# START OF Exercise input

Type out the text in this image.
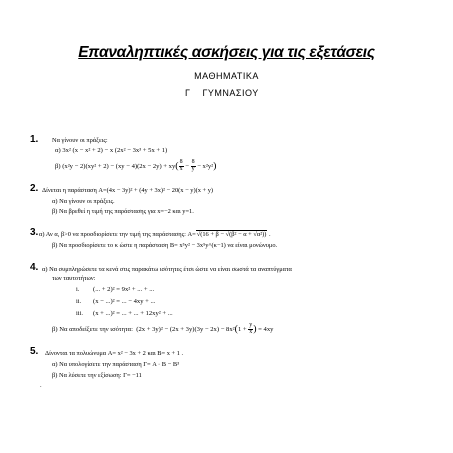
Επαναληπτικές ασκήσεις για τις εξετάσεις
ΜΑΘΗΜΑΤΙΚΑ
Γ    ΓΥΜΝΑΣΙΟΥ
1. Να γίνουν οι πράξεις:
α) 3x² (x − x² + 2) − x (2x² − 3x³ + 5x + 1)
β) $(x^2y - 2)(xy^2 + 2) - (xy - 4)(2x - 2y) + xy( \frac{8}{x} - \frac{8}{y} - x^2y^2)$
2. Δίνεται η παράσταση A=(4x − 3y)² + (4y + 3x)² − 20(x − y)(x + y)
α) Να γίνουν οι πράξεις.
β) Να βρεθεί η τιμή της παράστασης για x=−2 και y=1.
3. α) Αν α, β>0 να προσδιορίσετε την τιμή της παράστασης: A=√(16 + β − √(β² − α + √α²)) .
β) Να προσδιορίσετε το κ ώστε η παράσταση B= x⁵y² − 3x⁵y^(κ−1) να είναι μονώνυμο.
4. α) Να συμπληρώσετε τα κενά στις παρακάτω ισότητες έτσι ώστε να είναι σωστά τα αναπτύγματα
των ταυτοτήτων:
i. (... + 2)² = 9x² + ... + ...
ii. (x − ...)² = ... − 4xy + ...
iii. (x + ...)² = ... + ... + 12xy² + ...
β) Να αποδείξετε την ισότητα: $(2x + 3y)^2 - (2x + 3y)(3y - 2x) - 8x^2(1 + \frac{y}{x}$ ) = 4xy
5. Δίνονται τα πολυώνυμα A= x² − 3x + 2 και B= x + 1 .
α) Να υπολογίσετε την παράσταση Γ= A · B − B³
β) Να λύσετε την εξίσωση: Γ= −11
.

# END OF Exercise input

Task directions.
Leave out the pictures, and give all the records again exactly.

Result for this exercise.
Type out the text in this image.
Επαναληπτικές ασκήσεις για τις εξετάσεις
ΜΑΘΗΜΑΤΙΚΑ
Γ    ΓΥΜΝΑΣΙΟΥ
1. Να γίνουν οι πράξεις:
α) 3x² (x − x² + 2) − x (2x² − 3x³ + 5x + 1)
β) $(x^2y - 2)(xy^2 + 2) - (xy - 4)(2x - 2y) + xy( \frac{8}{x} - \frac{8}{y} - x^2y^2)$
2. Δίνεται η παράσταση A=(4x − 3y)² + (4y + 3x)² − 20(x − y)(x + y)
α) Να γίνουν οι πράξεις.
β) Να βρεθεί η τιμή της παράστασης για x=−2 και y=1.
3. α) Αν α, β>0 να προσδιορίσετε την τιμή της παράστασης: A=√(16 + β − √(β² − α + √α²)) .
β) Να προσδιορίσετε το κ ώστε η παράσταση B= x⁵y² − 3x⁵y^(κ−1) να είναι μονώνυμο.
4. α) Να συμπληρώσετε τα κενά στις παρακάτω ισότητες έτσι ώστε να είναι σωστά τα αναπτύγματα
των ταυτοτήτων:
i. (... + 2)² = 9x² + ... + ...
ii. (x − ...)² = ... − 4xy + ...
iii. (x + ...)² = ... + ... + 12xy² + ...
β) Να αποδείξετε την ισότητα: $(2x + 3y)^2 - (2x + 3y)(3y - 2x) - 8x^2(1 + \frac{y}{x}$ ) = 4xy
5. Δίνονται τα πολυώνυμα A= x² − 3x + 2 και B= x + 1 .
α) Να υπολογίσετε την παράσταση Γ= A · B − B³
β) Να λύσετε την εξίσωση: Γ= −11
.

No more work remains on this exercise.